-- PROBLEM DESCRIPTION --
Omit all images, then return the remaining material exactly as it stands.

○ ○ ○ ○ ○

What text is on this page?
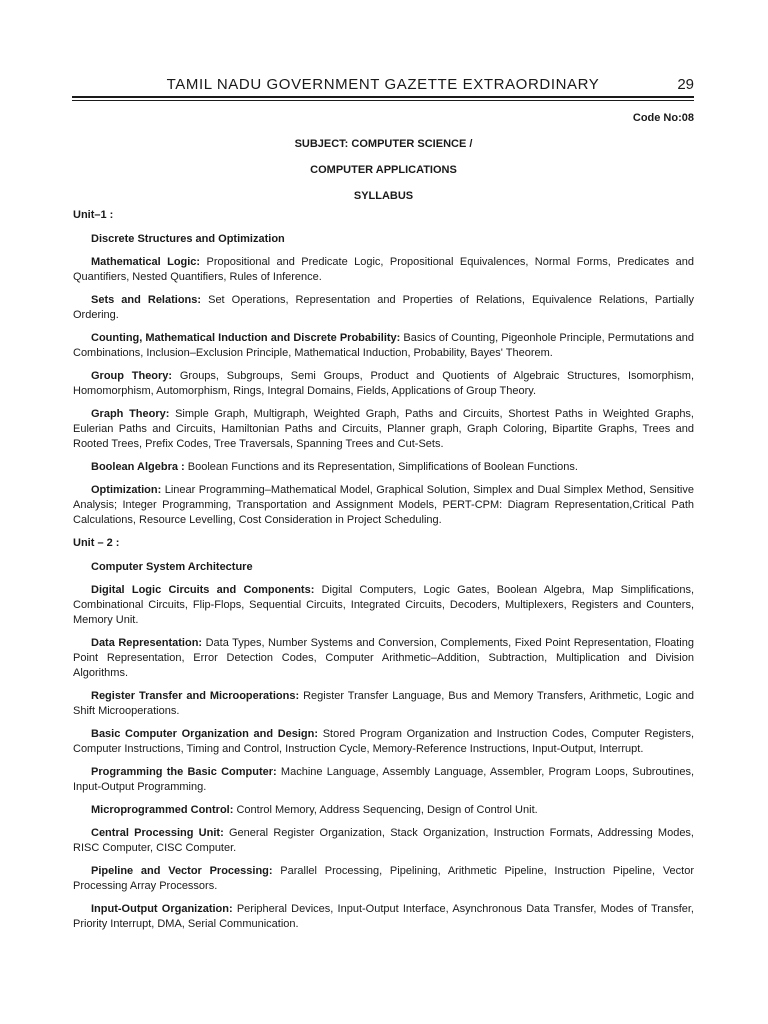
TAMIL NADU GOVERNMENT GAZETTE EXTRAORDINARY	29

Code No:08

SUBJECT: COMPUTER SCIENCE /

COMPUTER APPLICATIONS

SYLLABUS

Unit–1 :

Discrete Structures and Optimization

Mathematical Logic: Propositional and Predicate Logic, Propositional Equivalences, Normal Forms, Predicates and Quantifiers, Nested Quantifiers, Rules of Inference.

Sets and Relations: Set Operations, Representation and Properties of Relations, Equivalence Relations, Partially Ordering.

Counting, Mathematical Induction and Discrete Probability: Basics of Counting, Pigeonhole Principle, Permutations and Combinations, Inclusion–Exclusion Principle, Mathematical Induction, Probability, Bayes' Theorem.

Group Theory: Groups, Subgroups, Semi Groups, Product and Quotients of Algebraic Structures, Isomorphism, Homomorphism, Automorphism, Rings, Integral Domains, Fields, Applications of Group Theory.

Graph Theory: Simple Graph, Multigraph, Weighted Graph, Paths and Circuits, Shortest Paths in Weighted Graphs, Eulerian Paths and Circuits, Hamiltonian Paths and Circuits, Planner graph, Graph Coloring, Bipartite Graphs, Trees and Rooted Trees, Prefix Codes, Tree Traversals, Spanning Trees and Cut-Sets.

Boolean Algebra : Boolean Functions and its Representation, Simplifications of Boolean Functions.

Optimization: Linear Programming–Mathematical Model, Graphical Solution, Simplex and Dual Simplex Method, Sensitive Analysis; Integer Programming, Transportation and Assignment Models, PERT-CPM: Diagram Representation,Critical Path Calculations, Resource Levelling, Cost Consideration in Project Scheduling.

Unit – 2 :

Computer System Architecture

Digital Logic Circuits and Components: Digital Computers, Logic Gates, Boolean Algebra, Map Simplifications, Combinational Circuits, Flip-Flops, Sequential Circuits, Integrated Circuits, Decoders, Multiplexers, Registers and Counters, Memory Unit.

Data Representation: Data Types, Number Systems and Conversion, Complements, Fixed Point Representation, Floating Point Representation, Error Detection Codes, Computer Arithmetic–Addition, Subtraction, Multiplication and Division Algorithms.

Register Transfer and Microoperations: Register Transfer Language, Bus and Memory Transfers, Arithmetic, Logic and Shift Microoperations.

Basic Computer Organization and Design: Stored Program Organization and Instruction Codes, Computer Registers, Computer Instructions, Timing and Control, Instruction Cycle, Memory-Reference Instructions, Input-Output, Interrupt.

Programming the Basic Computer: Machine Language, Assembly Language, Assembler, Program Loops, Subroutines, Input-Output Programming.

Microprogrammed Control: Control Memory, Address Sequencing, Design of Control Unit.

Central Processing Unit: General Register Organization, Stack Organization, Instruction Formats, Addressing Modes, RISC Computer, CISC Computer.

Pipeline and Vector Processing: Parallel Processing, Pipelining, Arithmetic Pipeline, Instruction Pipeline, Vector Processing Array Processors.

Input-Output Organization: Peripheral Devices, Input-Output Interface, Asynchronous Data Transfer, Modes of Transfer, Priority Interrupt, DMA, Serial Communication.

○ ○ ○ ○ ○

-- EXERCISE OUTPUT --
What text is on this page?
TAMIL NADU GOVERNMENT GAZETTE EXTRAORDINARY	29

Code No:08

SUBJECT: COMPUTER SCIENCE /

COMPUTER APPLICATIONS

SYLLABUS

Unit–1 :

Discrete Structures and Optimization

Mathematical Logic: Propositional and Predicate Logic, Propositional Equivalences, Normal Forms, Predicates and Quantifiers, Nested Quantifiers, Rules of Inference.

Sets and Relations: Set Operations, Representation and Properties of Relations, Equivalence Relations, Partially Ordering.

Counting, Mathematical Induction and Discrete Probability: Basics of Counting, Pigeonhole Principle, Permutations and Combinations, Inclusion–Exclusion Principle, Mathematical Induction, Probability, Bayes' Theorem.

Group Theory: Groups, Subgroups, Semi Groups, Product and Quotients of Algebraic Structures, Isomorphism, Homomorphism, Automorphism, Rings, Integral Domains, Fields, Applications of Group Theory.

Graph Theory: Simple Graph, Multigraph, Weighted Graph, Paths and Circuits, Shortest Paths in Weighted Graphs, Eulerian Paths and Circuits, Hamiltonian Paths and Circuits, Planner graph, Graph Coloring, Bipartite Graphs, Trees and Rooted Trees, Prefix Codes, Tree Traversals, Spanning Trees and Cut-Sets.

Boolean Algebra : Boolean Functions and its Representation, Simplifications of Boolean Functions.

Optimization: Linear Programming–Mathematical Model, Graphical Solution, Simplex and Dual Simplex Method, Sensitive Analysis; Integer Programming, Transportation and Assignment Models, PERT-CPM: Diagram Representation,Critical Path Calculations, Resource Levelling, Cost Consideration in Project Scheduling.

Unit – 2 :

Computer System Architecture

Digital Logic Circuits and Components: Digital Computers, Logic Gates, Boolean Algebra, Map Simplifications, Combinational Circuits, Flip-Flops, Sequential Circuits, Integrated Circuits, Decoders, Multiplexers, Registers and Counters, Memory Unit.

Data Representation: Data Types, Number Systems and Conversion, Complements, Fixed Point Representation, Floating Point Representation, Error Detection Codes, Computer Arithmetic–Addition, Subtraction, Multiplication and Division Algorithms.

Register Transfer and Microoperations: Register Transfer Language, Bus and Memory Transfers, Arithmetic, Logic and Shift Microoperations.

Basic Computer Organization and Design: Stored Program Organization and Instruction Codes, Computer Registers, Computer Instructions, Timing and Control, Instruction Cycle, Memory-Reference Instructions, Input-Output, Interrupt.

Programming the Basic Computer: Machine Language, Assembly Language, Assembler, Program Loops, Subroutines, Input-Output Programming.

Microprogrammed Control: Control Memory, Address Sequencing, Design of Control Unit.

Central Processing Unit: General Register Organization, Stack Organization, Instruction Formats, Addressing Modes, RISC Computer, CISC Computer.

Pipeline and Vector Processing: Parallel Processing, Pipelining, Arithmetic Pipeline, Instruction Pipeline, Vector Processing Array Processors.

Input-Output Organization: Peripheral Devices, Input-Output Interface, Asynchronous Data Transfer, Modes of Transfer, Priority Interrupt, DMA, Serial Communication.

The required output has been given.